[Begin DATASET EXTRACT]
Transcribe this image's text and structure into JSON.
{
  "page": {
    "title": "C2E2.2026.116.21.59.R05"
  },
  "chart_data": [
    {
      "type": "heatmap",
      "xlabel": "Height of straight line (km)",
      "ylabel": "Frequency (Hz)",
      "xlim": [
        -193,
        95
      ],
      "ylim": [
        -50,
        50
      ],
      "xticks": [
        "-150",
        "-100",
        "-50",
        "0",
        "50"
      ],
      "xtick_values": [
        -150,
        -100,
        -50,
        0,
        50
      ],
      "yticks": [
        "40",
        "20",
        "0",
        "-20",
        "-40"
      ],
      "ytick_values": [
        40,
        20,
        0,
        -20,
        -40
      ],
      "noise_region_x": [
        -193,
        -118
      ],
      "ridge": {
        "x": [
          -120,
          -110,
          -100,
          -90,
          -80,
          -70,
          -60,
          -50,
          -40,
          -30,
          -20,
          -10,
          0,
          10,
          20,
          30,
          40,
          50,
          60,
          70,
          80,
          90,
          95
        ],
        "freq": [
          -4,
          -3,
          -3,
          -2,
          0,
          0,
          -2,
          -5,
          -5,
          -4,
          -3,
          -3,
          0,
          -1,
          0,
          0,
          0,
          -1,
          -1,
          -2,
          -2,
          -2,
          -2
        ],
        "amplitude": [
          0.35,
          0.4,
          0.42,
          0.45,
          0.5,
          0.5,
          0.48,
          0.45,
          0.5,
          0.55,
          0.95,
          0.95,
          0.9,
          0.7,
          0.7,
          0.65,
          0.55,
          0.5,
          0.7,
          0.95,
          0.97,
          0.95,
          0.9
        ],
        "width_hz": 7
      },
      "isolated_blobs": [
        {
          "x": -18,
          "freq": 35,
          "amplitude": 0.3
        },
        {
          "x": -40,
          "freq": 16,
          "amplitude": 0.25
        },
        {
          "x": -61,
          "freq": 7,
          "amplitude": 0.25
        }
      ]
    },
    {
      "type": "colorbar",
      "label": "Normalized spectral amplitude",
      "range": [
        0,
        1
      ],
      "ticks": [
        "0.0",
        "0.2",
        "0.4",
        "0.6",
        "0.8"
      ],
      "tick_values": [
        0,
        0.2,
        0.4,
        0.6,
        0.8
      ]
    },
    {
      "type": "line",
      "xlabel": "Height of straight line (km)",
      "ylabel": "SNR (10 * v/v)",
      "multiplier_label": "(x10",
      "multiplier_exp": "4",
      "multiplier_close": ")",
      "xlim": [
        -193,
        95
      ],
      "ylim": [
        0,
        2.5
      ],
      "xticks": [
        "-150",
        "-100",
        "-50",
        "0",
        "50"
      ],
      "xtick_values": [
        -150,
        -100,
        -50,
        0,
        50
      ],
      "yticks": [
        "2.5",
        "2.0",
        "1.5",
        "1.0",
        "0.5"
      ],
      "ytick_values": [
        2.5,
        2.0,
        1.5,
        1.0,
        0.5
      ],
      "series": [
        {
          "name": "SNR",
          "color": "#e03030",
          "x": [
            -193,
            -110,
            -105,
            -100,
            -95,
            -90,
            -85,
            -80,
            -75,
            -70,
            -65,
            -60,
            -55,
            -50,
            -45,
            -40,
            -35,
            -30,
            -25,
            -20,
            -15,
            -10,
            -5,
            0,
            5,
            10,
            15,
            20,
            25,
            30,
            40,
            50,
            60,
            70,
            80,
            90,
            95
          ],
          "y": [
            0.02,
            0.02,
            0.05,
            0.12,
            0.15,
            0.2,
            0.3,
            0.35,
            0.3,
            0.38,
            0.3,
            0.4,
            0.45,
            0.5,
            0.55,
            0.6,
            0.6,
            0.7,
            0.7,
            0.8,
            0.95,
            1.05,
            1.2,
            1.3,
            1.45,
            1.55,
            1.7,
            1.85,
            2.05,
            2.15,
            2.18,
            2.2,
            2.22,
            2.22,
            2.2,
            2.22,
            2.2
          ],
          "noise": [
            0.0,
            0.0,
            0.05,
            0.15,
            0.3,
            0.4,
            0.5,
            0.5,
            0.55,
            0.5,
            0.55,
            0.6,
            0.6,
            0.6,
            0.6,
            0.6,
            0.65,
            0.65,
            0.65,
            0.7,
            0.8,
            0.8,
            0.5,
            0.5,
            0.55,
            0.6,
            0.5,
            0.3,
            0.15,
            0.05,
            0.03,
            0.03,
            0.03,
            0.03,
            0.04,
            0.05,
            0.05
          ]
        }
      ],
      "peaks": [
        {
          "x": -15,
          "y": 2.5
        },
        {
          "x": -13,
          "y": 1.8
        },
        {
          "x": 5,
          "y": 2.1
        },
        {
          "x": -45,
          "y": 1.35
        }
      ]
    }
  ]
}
[End DATASET EXTRACT]
**GIVEN EXERCISE:** State the number of lines in the records that contain the string "ylabel", and nothing more.

**EXERCISE OUTPUT:** 2